Dataset records.
————————
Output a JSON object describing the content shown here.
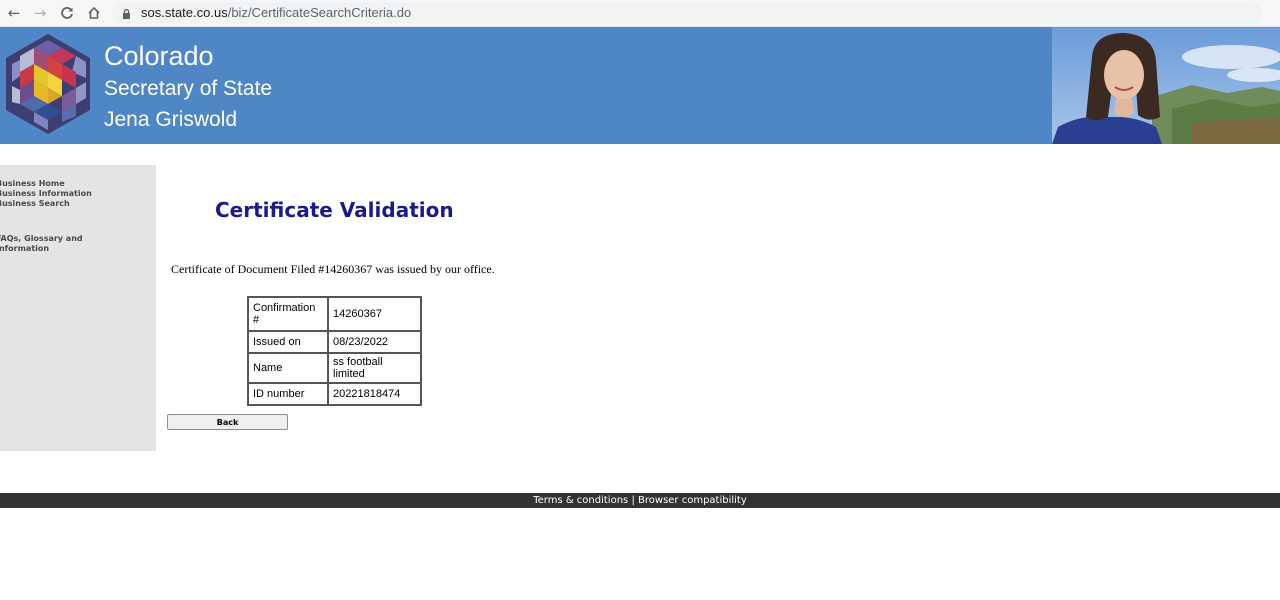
{
  "browser": {
    "url_domain": "sos.state.co.us",
    "url_path": "/biz/CertificateSearchCriteria.do"
  },
  "header": {
    "state": "Colorado",
    "office": "Secretary of State",
    "official": "Jena Griswold"
  },
  "sidebar": {
    "items": [
      "Business Home",
      "Business Information",
      "Business Search",
      "FAQs, Glossary and",
      "Information"
    ]
  },
  "main": {
    "title": "Certificate Validation",
    "intro": "Certificate of Document Filed #14260367 was issued by our office.",
    "table": [
      {
        "label": "Confirmation #",
        "value": "14260367"
      },
      {
        "label": "Issued on",
        "value": "08/23/2022"
      },
      {
        "label": "Name",
        "value": "ss football limited"
      },
      {
        "label": "ID number",
        "value": "20221818474"
      }
    ],
    "back_label": "Back"
  },
  "footer": {
    "terms": "Terms & conditions",
    "separator": "|",
    "compat": "Browser compatibility"
  },
  "colors": {
    "banner": "#4f86c6",
    "title": "#1a1a8c",
    "sidebar": "#e4e4e4",
    "footer": "#333333"
  }
}
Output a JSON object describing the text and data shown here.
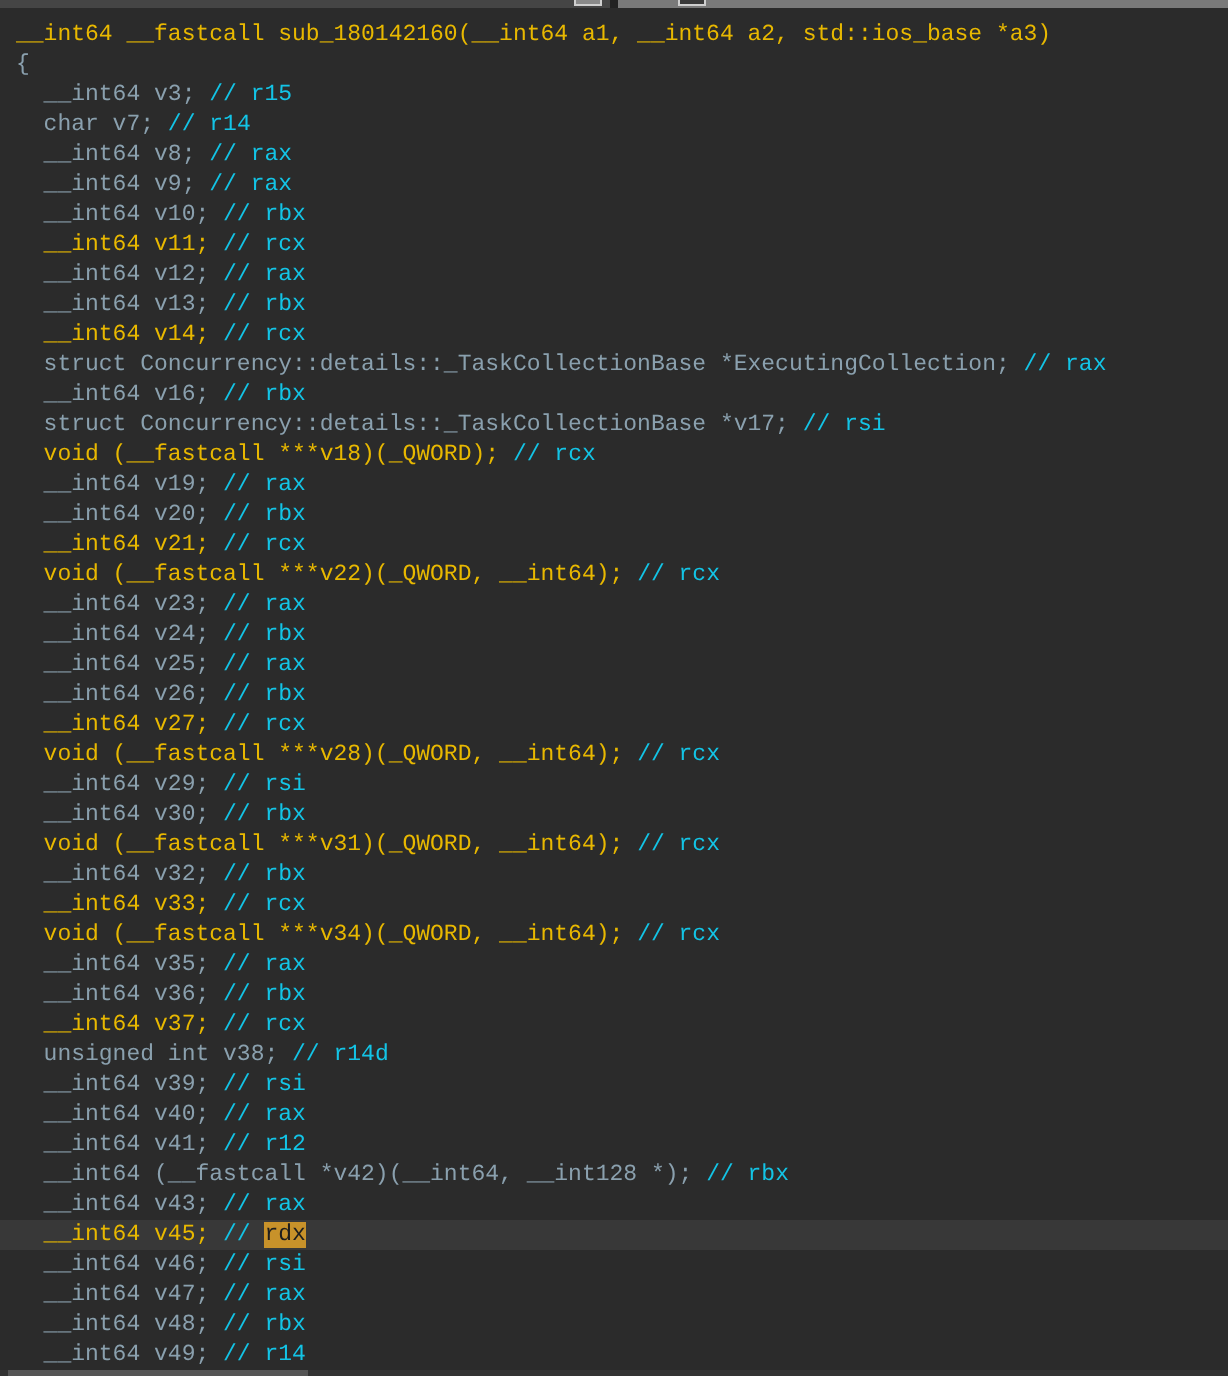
————————
Goal. Copy all lines from the material that hold "Information".

Answer to the problem.
      "Business Information",
      "Information"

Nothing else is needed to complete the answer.